[START OF MATERIAL PROVIDED]

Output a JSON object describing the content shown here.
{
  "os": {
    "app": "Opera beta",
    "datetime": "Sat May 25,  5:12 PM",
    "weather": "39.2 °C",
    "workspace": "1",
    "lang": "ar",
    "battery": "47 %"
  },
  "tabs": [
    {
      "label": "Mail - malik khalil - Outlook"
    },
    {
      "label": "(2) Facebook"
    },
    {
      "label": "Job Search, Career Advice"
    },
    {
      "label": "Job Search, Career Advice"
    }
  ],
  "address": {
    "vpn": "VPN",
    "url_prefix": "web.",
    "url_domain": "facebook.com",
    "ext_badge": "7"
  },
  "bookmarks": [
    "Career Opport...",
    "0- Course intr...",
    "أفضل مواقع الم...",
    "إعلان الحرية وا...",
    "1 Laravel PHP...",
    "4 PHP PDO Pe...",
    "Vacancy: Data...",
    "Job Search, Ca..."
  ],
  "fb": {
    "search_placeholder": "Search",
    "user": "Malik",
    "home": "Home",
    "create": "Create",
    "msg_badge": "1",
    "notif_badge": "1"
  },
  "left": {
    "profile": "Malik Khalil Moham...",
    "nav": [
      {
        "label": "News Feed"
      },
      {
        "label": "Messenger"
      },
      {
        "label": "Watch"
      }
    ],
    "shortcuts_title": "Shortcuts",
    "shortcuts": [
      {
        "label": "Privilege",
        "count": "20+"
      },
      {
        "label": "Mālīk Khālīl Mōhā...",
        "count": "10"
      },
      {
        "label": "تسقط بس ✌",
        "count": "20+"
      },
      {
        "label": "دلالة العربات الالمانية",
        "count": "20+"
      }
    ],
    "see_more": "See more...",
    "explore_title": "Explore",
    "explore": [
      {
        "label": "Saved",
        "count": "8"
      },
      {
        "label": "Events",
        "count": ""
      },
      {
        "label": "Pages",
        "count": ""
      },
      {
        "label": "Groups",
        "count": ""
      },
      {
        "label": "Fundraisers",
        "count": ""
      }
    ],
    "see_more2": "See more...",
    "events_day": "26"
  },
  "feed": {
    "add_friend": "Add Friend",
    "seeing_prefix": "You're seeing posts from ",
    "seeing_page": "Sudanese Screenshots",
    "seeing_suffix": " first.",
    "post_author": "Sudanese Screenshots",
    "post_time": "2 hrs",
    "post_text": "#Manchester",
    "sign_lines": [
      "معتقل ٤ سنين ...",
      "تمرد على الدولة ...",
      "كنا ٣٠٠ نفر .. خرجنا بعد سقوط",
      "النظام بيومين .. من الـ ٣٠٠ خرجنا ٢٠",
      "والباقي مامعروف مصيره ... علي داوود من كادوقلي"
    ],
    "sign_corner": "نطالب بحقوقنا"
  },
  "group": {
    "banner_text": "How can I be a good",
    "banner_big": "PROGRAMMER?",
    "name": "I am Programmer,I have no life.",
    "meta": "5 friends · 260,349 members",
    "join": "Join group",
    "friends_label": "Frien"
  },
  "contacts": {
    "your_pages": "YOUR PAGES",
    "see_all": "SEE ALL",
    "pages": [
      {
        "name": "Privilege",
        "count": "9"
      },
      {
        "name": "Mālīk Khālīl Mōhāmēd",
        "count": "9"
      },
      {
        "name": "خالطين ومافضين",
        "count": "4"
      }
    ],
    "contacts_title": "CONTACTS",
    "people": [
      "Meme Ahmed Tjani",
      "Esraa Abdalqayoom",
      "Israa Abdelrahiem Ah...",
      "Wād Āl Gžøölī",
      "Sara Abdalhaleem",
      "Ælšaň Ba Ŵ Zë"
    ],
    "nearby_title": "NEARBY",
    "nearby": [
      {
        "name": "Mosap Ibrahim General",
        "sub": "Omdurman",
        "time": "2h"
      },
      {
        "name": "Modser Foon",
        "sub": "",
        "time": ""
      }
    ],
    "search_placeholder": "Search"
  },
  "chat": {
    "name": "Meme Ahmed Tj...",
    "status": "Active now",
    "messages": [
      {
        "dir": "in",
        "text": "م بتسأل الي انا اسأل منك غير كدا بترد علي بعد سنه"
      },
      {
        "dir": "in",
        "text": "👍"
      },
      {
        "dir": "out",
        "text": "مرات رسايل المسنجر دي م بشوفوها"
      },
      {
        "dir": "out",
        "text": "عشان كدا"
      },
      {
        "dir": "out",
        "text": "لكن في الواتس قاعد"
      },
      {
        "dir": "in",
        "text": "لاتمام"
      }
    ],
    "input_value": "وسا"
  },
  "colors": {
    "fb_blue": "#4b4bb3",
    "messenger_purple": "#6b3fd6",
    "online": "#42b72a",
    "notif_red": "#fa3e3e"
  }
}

[END OF MATERIAL PROVIDED]
[START OF MATERIAL PROVIDED]

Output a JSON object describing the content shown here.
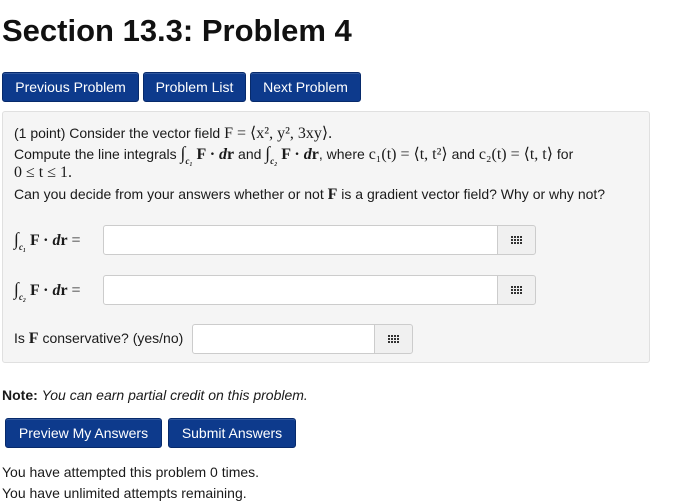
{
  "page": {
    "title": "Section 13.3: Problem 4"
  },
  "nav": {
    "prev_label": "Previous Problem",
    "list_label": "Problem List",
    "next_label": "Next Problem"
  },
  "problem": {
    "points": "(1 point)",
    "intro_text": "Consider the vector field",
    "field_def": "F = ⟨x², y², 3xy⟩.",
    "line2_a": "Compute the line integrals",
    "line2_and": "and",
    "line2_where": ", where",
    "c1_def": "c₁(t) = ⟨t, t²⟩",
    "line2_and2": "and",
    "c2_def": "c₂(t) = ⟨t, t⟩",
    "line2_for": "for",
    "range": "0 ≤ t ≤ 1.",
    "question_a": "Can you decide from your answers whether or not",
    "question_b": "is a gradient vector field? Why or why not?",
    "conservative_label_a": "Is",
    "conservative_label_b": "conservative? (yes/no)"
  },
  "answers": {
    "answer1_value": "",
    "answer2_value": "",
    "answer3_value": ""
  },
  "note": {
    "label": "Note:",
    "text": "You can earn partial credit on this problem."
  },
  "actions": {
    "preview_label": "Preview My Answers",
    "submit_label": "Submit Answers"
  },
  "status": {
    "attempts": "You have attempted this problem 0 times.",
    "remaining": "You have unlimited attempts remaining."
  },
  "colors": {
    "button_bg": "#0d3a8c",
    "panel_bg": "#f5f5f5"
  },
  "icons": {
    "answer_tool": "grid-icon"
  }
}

[END OF MATERIAL PROVIDED]
[START OF MATERIAL PROVIDED]

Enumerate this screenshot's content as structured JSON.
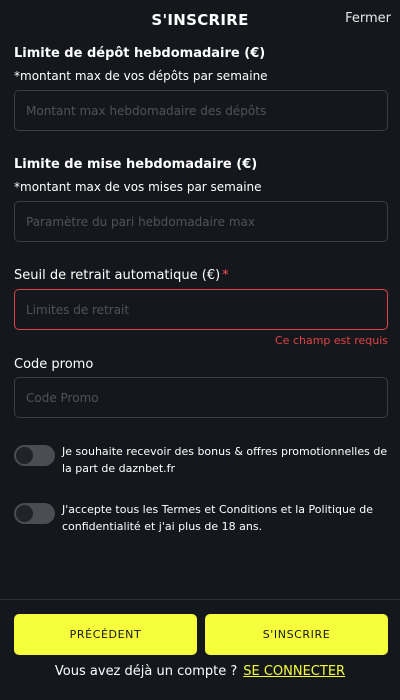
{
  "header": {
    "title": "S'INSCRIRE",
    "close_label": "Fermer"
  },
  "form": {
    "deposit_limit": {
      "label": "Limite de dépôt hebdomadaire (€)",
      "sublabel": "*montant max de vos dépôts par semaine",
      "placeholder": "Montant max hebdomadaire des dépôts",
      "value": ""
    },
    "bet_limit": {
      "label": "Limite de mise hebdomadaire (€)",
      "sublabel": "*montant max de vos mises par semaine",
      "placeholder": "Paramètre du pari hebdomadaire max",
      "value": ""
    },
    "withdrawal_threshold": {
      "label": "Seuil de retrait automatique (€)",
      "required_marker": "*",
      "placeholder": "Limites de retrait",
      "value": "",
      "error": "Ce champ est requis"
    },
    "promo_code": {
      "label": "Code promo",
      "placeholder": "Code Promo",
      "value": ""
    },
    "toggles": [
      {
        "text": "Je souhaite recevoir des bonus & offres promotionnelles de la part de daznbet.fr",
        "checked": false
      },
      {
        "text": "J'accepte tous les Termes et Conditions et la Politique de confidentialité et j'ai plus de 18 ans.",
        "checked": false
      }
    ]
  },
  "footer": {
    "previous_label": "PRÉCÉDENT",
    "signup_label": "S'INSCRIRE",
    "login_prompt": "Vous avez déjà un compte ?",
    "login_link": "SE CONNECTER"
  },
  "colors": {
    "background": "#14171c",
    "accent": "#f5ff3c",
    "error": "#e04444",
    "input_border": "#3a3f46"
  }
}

[END OF MATERIAL PROVIDED]

TASK TO CARRY OUT: Keep only those lines of the records that hold "from", and return them.

SOLUTION FOR THIS TASK:
    "seeing_prefix": "You're seeing posts from ",
    "question_a": "Can you decide from your answers whether or not",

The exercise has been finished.